Brief: Examine the entries and show every line in which the word "ylabel" is found.

Records:
-- Start --

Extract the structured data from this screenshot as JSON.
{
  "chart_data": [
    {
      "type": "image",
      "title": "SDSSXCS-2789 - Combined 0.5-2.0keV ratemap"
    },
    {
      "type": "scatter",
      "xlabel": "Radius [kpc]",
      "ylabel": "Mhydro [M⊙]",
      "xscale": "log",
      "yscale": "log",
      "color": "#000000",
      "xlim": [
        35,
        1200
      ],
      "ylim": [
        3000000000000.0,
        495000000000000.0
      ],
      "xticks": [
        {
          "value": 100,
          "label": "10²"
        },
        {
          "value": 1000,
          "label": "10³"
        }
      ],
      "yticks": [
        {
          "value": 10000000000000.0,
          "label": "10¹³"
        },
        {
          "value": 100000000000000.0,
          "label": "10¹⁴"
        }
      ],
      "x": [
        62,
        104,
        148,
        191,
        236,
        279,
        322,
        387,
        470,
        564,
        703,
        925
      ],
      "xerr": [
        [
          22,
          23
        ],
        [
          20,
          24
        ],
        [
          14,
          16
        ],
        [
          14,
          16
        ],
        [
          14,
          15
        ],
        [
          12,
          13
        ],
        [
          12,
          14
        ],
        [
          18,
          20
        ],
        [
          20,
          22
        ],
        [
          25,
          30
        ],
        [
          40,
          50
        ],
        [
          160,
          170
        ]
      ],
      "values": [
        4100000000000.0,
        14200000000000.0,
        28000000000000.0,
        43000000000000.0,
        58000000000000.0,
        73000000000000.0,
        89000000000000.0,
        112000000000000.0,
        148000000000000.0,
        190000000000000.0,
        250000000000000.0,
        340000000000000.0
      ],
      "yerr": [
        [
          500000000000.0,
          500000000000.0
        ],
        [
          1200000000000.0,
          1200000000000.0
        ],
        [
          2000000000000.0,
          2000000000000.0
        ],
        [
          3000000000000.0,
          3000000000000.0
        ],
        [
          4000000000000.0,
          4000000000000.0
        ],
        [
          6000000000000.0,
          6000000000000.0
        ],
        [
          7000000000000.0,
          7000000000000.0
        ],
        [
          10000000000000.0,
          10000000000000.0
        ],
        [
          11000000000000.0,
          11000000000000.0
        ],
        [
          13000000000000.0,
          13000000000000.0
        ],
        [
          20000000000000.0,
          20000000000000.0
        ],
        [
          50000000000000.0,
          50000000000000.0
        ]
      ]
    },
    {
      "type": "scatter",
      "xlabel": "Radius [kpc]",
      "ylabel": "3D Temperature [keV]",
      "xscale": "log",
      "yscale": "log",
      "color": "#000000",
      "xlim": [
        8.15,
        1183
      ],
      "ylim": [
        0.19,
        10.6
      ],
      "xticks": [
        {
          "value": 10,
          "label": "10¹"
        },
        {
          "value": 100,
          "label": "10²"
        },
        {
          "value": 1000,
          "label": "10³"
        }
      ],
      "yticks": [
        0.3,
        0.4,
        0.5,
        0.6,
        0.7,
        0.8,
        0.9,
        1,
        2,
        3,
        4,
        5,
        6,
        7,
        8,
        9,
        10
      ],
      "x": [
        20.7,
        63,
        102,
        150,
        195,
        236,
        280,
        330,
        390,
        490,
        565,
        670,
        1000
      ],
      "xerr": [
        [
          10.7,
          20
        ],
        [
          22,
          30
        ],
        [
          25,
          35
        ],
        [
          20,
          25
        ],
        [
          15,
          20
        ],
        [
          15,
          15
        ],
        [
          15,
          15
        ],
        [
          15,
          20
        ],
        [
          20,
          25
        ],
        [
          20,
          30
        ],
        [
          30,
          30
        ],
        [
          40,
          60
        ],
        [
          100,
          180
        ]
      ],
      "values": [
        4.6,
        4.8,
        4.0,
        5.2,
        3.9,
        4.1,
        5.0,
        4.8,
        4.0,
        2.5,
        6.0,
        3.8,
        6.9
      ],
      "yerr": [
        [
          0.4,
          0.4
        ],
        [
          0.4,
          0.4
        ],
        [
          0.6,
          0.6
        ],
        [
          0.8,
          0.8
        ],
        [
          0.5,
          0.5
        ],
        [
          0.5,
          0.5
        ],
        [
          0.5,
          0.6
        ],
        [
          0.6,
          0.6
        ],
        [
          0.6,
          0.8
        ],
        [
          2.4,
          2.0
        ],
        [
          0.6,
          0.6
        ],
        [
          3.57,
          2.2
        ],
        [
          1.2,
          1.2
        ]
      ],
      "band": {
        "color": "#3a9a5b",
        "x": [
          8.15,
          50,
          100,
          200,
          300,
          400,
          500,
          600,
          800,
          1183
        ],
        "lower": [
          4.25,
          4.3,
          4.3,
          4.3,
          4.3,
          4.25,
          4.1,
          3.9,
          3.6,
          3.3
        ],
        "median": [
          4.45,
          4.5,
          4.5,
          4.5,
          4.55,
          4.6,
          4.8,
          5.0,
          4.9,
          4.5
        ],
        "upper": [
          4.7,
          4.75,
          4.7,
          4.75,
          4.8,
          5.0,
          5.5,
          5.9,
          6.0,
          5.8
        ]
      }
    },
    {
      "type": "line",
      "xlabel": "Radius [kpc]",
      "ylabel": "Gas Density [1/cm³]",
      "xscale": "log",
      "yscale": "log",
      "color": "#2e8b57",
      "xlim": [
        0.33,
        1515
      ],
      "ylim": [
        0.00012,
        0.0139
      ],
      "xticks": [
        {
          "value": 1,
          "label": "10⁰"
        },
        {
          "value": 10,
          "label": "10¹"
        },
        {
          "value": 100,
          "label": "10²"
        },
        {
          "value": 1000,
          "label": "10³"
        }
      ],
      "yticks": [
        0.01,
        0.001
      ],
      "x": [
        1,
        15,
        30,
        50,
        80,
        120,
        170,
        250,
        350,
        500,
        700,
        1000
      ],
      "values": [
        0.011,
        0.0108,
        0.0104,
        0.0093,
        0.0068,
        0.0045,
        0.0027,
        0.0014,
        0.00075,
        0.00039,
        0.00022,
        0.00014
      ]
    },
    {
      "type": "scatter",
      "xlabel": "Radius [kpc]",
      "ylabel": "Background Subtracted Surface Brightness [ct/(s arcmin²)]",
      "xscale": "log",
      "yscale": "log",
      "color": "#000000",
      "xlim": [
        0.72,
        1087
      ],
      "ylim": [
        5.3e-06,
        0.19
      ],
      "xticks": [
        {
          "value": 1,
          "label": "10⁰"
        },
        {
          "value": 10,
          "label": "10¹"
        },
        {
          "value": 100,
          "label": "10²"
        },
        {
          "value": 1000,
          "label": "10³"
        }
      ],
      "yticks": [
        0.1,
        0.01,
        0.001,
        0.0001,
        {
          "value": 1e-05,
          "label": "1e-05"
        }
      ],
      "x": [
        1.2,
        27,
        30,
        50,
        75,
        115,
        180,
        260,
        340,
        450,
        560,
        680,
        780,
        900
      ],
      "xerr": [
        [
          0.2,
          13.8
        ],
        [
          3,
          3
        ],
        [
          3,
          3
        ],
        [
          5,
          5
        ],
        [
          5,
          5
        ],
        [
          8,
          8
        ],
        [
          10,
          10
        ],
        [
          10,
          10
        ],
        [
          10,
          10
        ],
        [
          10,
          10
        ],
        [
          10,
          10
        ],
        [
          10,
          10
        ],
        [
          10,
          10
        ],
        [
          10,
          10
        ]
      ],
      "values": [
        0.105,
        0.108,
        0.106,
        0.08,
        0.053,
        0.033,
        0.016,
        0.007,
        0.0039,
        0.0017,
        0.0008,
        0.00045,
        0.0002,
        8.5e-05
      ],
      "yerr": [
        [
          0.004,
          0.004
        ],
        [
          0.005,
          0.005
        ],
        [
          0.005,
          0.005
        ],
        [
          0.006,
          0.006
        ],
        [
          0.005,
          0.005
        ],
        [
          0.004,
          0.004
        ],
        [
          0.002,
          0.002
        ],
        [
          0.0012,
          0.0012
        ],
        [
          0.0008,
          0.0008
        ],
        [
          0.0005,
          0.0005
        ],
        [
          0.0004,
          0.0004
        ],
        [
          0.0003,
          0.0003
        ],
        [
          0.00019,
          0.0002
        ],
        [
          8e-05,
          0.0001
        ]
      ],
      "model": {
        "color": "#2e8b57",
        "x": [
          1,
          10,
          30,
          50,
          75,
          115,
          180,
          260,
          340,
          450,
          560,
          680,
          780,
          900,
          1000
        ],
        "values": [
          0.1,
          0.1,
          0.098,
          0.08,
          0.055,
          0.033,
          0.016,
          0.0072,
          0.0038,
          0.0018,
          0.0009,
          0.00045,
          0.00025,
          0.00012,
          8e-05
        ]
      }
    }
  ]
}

-- End --

Result of the exercise:
      "ylabel": "Mhydro [M⊙]",
      "ylabel": "3D Temperature [keV]",
      "ylabel": "Gas Density [1/cm³]",
      "ylabel": "Background Subtracted Surface Brightness [ct/(s arcmin²)]",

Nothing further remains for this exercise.